▸ Problème à résoudre
Recopiez à l'identique le passage de l'extrait sur TikTok situé entre « Les réactions médiatiques » et « fait esclave inconscient. », bornes incluses.

▸ Extrait choisi
Pour le gouvernement chinois, un accord potentiel très médiatisé avec l’un des alliés les plus proches du président Donald Trump présenterait un certain intérêt, selon le rapport de Bloomberg. Le régime, qui aura son mot à dire lors de cette vente, pourrait y voir un « domaine potentiel de réconciliation » avant les négociations avec l’administration Trump sur des questions telles que le commerce et les droits de douane.
Mais, surtout, cela en dit long sur le rôle de ce dernier. Le seul fait qu’il existe des pourparlers à Pékin, au nez de ByteDance, suggère que le pouvoir n’est pas toujours là où on le croit. Il est de notoriété publique que l’Etat communiste détient une « golden share » (une action de société à pouvoir spécifique) dans une des filiales de ByteDance, mais sa mainmise est très visiblement plus importante. Et s’il dévoile ainsi son influence, c’est que l’enjeu est considérable.
« Manipuler les valeurs d’un pays et atteindre des objectifs stratégiques sans bataille militaire ouverte »
Nous l’avons vu à plusieurs reprises sur RiTV, le pouvoir d’un tel réseau est, de fait, potentiellement immense. C’est un professeur à la principale académie militaire chinoise qui l’a écrit : la véritable bataille entre les Etats-Unis et la Chine est une « guerre mentale fondée sur l’information ». Et TikTok fait partie de cette stratégie de propagande et d’influence, auprès de la plus précieuse des générations : la jeunesse. C’est elle qu’il faut convaincre, voire pervertir, en tout cas remodeler.
Les réactions médiatiques à l’éventualité du rachat par Musk sont d’ailleurs amusantes : beaucoup s’effraient de ce qu’un tel média représenterait dans les mains d’un seul homme, avec les idées qui sont les siennes. Mais qu’imaginent-ils des objectifs d’un contrôle communiste ?
Sur le site en ligne Breitbart, Peter Schweizer parle de « cheval de Troie » et rappelle les propres mots des stratèges chinois : en « coupant la mémoire historique », en « déconstruisant les symboles [culturels] » et en « manipulant les perceptions » par le biais de la propagande diffusée sur des plateformes numériques telles que TikTok, Pékin cherche à obtenir une « supériorité mentale ». Et le divertissement, principale motivation de la consommation de contenu de la génération Z, est le meilleur vecteur qui soit : d’émotion en émotion, le jeune cerveau se fait esclave inconscient.
La jeunesse américaine est une cible déclarée du pouvoir communiste dans la guerre culturelle moderne.
La Chine voudra tirer le meilleur parti du futur destin de son réseau
C’est la raison pour laquelle le tour qui sera donné à cette affaire est crucial.

▸ Entrées extraites
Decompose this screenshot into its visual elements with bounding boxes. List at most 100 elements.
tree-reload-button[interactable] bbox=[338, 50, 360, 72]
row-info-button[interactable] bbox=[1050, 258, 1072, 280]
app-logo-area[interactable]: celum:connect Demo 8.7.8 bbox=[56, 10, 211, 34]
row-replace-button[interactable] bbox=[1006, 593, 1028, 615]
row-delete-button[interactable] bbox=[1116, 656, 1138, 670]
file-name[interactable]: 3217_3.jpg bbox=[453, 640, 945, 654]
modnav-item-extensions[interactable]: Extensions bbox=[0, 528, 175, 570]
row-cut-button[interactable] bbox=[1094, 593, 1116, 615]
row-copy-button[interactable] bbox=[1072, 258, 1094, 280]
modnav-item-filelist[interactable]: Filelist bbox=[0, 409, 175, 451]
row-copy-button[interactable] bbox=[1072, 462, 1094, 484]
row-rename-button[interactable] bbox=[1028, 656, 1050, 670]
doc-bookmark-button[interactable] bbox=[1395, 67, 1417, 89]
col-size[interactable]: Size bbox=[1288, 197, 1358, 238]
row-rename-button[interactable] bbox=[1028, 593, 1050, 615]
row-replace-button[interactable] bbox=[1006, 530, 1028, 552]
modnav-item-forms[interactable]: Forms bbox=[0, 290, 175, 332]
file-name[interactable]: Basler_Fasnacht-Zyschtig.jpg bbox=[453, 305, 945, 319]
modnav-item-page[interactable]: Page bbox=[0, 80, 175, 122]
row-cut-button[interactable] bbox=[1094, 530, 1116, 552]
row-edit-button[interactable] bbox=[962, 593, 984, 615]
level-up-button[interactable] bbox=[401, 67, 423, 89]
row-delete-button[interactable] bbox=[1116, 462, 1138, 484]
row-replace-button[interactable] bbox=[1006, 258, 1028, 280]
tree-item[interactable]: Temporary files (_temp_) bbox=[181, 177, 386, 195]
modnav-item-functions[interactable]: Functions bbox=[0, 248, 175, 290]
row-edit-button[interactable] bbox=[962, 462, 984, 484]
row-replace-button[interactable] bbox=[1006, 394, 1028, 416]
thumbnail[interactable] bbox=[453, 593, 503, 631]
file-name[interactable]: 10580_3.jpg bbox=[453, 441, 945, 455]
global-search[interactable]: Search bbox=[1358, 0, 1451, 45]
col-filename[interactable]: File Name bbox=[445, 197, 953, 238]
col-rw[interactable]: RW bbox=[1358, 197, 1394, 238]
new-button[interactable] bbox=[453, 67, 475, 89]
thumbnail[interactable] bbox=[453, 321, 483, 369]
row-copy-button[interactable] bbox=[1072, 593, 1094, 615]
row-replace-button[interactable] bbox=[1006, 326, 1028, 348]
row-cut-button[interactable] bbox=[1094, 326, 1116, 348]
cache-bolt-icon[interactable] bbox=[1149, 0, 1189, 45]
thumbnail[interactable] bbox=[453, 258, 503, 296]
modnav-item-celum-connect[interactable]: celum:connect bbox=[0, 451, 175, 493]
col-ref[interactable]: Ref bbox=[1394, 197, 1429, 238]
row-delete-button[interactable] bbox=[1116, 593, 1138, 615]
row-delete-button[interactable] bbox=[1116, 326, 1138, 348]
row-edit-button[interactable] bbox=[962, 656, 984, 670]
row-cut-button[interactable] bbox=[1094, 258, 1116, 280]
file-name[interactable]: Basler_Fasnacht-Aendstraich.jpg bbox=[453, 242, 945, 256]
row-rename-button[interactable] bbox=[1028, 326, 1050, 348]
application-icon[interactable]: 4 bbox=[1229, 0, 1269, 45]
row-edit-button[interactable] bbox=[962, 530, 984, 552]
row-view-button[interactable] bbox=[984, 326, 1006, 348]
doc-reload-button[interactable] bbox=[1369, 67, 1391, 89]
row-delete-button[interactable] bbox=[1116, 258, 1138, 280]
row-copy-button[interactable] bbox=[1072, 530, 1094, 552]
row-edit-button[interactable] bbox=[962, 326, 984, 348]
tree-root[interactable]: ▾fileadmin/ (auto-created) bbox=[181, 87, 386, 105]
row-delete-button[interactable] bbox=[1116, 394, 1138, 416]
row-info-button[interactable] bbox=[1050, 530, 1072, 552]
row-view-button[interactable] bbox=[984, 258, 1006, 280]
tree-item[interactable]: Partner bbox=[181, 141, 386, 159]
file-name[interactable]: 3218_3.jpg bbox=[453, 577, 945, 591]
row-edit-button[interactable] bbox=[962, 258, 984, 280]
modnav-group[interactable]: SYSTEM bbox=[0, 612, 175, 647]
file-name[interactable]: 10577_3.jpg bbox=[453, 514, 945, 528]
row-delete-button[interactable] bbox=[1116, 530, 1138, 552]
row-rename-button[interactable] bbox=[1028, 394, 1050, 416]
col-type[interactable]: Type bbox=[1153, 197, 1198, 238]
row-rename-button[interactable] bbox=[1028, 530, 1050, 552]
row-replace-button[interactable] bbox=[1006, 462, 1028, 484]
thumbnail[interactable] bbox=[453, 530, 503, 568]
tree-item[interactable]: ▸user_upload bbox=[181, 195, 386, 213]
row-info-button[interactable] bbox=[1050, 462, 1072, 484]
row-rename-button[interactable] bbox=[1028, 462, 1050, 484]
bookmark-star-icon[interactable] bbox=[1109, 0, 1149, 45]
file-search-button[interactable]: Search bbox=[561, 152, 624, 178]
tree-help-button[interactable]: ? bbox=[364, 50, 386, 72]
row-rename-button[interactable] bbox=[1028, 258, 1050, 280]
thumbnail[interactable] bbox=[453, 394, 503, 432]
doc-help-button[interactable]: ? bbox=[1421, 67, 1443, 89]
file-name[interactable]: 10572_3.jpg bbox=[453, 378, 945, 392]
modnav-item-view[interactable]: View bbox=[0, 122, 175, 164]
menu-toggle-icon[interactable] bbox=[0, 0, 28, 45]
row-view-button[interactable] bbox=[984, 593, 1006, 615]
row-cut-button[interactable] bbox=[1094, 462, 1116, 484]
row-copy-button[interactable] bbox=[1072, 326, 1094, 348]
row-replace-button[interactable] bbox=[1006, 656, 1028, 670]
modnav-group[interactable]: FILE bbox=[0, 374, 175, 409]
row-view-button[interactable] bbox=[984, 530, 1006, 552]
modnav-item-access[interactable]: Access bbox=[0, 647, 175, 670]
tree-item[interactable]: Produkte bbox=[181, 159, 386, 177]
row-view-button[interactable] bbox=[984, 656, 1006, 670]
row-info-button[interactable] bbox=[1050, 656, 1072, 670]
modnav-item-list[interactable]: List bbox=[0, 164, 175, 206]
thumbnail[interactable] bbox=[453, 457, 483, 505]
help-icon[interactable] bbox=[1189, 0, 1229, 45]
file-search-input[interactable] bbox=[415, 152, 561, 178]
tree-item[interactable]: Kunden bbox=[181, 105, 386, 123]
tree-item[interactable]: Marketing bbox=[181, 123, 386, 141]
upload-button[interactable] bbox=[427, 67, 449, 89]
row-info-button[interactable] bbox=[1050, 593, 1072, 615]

▸ Réponse
Les réactions médiatiques à l’éventualité du rachat par Musk sont d’ailleurs amusantes : beaucoup s’effraient de ce qu’un tel média représenterait dans les mains d’un seul homme, avec les idées qui sont les siennes. Mais qu’imaginent-ils des objectifs d’un contrôle communiste ?
Sur le site en ligne Breitbart, Peter Schweizer parle de « cheval de Troie » et rappelle les propres mots des stratèges chinois : en « coupant la mémoire historique », en « déconstruisant les symboles [culturels] » et en « manipulant les perceptions » par le biais de la propagande diffusée sur des plateformes numériques telles que TikTok, Pékin cherche à obtenir une « supériorité mentale ». Et le divertissement, principale motivation de la consommation de contenu de la génération Z, est le meilleur vecteur qui soit : d’émotion en émotion, le jeune cerveau se fait esclave inconscient.